__ACTIVITY LIST__
[1] From the thread on new and established patient coding, can you copy the part that opens with the words containing "The question as" and closes with "previously noted guidelines."?
[2] Answer these questions from the thread on new and established patient coding:
(a) In which issue of CPT Assistant did the AMA give its response?
(b) Whom did Lisa Bledsoe agree with?
(c) Within how many years after a new patient preventive medicine service does a later acute visit get an established visit code?

__SELECTED PASSAGE__
_ _ _

Once you have provided a service that is face to face and reported with a specific CPT code, they are an established patient.

I think it should be new preventive and established problem.

Laura, CPC


----------



## Lisa Bledsoe (Feb 6, 2009)

I agree with Laura.


----------



## SCanterbury (Feb 9, 2009)

The question as to how to code a new patient receiving both a preventive service and a problem-based E/M at the initial encounter was asked of the AMA. They responded, in the October 2006 CPT Assistant:

"...if a preventive medicine service and an office or other outpatient service are each provided during the same patient encounter, then it is appropriate to report both E/M services as new patient codes (ie, 99381-99387 and 99201-99205, as appropriate), provided the patient meets the requirements of a new patient based upon the previously noted guidelines.

If, however, the acute visit (ie, office or other outpatient service, 99201-99215) is performed on a date subsequent to the new patient preventive medicine service and within 3 years, then it would be appropriate to report the established office or other outpatient visit code (ie, 99211-99215, as appropriate)." 

This is based on the logic that the new vs. established decision is made each time a patient "presents" to the office. They may receive multiple services during the initial "presentation," but if they were provided back-to-back during this initial "presentation," we do not change the label after the first service. The label assigned when they walk in stays with this patient until they leave the office.

_ _ _

__GIVEN ENTRIES__
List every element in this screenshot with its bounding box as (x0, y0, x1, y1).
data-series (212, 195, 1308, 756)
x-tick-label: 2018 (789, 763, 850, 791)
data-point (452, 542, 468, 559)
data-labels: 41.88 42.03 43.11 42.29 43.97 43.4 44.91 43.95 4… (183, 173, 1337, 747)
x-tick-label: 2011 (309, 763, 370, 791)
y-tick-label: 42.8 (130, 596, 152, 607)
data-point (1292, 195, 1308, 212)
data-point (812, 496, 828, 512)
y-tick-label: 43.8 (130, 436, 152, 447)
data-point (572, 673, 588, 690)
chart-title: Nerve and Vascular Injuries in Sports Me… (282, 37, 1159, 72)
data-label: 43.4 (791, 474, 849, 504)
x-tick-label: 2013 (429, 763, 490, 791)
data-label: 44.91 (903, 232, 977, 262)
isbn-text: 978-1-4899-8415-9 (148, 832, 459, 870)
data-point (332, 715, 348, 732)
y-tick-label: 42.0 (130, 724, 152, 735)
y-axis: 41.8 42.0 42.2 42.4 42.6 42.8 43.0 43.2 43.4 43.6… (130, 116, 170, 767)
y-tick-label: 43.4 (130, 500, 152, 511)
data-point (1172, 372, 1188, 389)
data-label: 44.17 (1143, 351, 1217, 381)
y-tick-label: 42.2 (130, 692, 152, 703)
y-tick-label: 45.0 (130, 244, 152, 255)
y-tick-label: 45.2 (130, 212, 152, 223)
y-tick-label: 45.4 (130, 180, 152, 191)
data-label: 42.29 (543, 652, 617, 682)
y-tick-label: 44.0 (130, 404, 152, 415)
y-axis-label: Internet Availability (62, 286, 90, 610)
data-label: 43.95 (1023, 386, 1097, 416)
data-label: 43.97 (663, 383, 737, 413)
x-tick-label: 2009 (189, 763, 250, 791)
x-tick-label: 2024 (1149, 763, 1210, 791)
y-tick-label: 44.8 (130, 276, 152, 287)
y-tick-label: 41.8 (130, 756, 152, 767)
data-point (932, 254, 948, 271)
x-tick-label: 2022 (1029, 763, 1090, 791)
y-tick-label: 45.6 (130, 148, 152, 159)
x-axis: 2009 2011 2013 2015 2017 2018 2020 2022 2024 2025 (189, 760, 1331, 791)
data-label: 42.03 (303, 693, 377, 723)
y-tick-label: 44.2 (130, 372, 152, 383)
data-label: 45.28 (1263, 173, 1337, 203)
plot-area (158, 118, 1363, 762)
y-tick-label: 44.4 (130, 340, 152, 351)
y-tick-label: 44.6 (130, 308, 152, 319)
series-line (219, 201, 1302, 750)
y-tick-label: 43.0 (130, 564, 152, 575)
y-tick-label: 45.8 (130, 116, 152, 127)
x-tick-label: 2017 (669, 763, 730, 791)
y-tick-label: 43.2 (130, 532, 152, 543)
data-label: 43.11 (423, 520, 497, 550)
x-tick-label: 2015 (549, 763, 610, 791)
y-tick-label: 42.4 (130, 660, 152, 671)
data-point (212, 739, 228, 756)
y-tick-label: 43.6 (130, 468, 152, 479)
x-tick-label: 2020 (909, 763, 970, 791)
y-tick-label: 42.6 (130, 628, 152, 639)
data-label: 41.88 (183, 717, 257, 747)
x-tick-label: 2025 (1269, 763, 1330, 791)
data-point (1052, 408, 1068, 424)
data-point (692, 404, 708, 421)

_ _ _

__SOLUTION SET__
[1]
The question as to how to code a new patient receiving both a preventive service and a problem-based E/M at the initial encounter was asked of the AMA. They responded, in the October 2006 CPT Assistant:

"...if a preventive medicine service and an office or other outpatient service are each provided during the same patient encounter, then it is appropriate to report both E/M services as new patient codes (ie, 99381-99387 and 99201-99205, as appropriate), provided the patient meets the requirements of a new patient based upon the previously noted guidelines.

[2]
(a) The October 2006 issue.
(b) Laura.
(c) Within 3 years.